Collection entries
※ ※ ※

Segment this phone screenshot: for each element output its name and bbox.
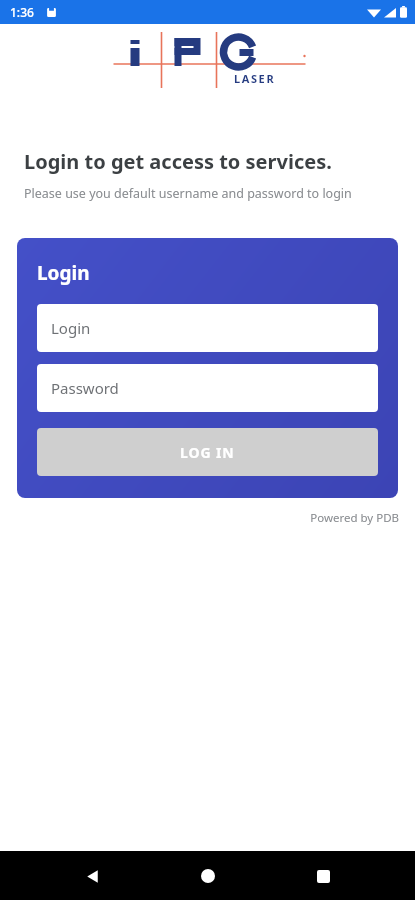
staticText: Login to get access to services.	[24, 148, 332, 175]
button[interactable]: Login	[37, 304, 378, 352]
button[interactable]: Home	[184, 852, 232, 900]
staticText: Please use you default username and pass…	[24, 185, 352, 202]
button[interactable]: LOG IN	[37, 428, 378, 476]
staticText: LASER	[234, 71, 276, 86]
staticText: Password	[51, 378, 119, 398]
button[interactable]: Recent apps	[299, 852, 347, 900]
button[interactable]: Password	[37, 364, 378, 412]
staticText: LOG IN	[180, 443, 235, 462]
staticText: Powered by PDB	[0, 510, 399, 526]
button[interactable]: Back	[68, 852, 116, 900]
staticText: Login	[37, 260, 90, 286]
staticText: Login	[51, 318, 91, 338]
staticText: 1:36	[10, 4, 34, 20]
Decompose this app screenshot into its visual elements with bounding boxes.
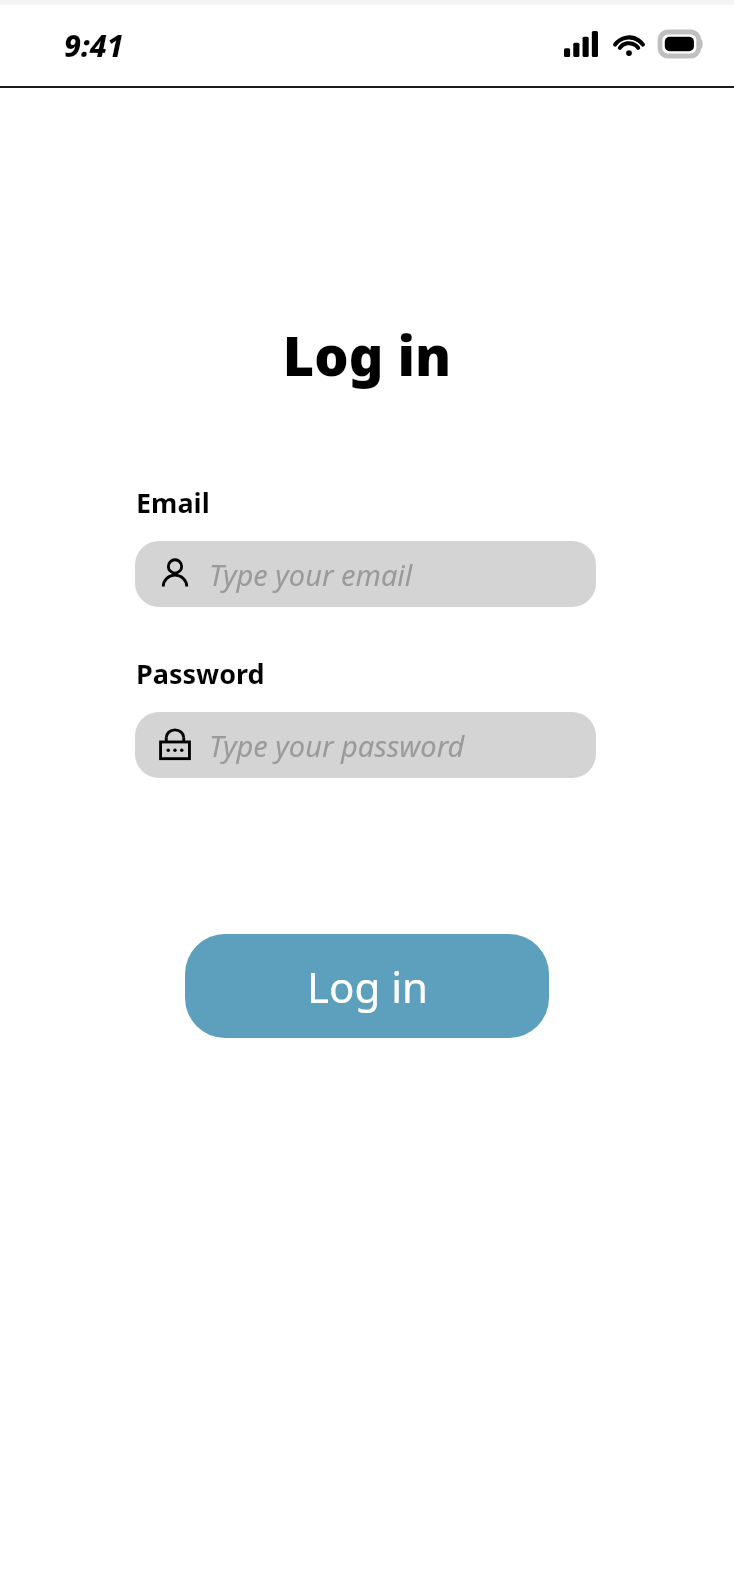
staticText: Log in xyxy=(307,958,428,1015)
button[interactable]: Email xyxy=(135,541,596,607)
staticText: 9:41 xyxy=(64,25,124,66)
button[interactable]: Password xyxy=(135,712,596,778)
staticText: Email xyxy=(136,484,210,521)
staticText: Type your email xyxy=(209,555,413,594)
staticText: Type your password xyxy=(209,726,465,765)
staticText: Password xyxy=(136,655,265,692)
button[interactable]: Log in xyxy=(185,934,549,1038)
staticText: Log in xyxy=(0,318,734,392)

※ ※ ※

- **Task objective**
Transcribe every line of the data above word for word, omitting the pictures.

- **Task response**
Segment this phone screenshot: for each element output its name and bbox.
staticText: Login to get access to services.	[24, 148, 332, 175]
button[interactable]: Login	[37, 304, 378, 352]
button[interactable]: Home	[184, 852, 232, 900]
staticText: Please use you default username and pass…	[24, 185, 352, 202]
button[interactable]: LOG IN	[37, 428, 378, 476]
staticText: LASER	[234, 71, 276, 86]
staticText: Password	[51, 378, 119, 398]
button[interactable]: Recent apps	[299, 852, 347, 900]
button[interactable]: Password	[37, 364, 378, 412]
staticText: LOG IN	[180, 443, 235, 462]
staticText: Powered by PDB	[0, 510, 399, 526]
button[interactable]: Back	[68, 852, 116, 900]
staticText: Login	[37, 260, 90, 286]
staticText: Login	[51, 318, 91, 338]
staticText: 1:36	[10, 4, 34, 20]
Decompose this app screenshot into its visual elements with bounding boxes.
staticText: Log in xyxy=(307,958,428,1015)
button[interactable]: Email xyxy=(135,541,596,607)
staticText: 9:41 xyxy=(64,25,124,66)
button[interactable]: Password xyxy=(135,712,596,778)
staticText: Email xyxy=(136,484,210,521)
staticText: Type your email xyxy=(209,555,413,594)
staticText: Type your password xyxy=(209,726,465,765)
staticText: Password xyxy=(136,655,265,692)
button[interactable]: Log in xyxy=(185,934,549,1038)
staticText: Log in xyxy=(0,318,734,392)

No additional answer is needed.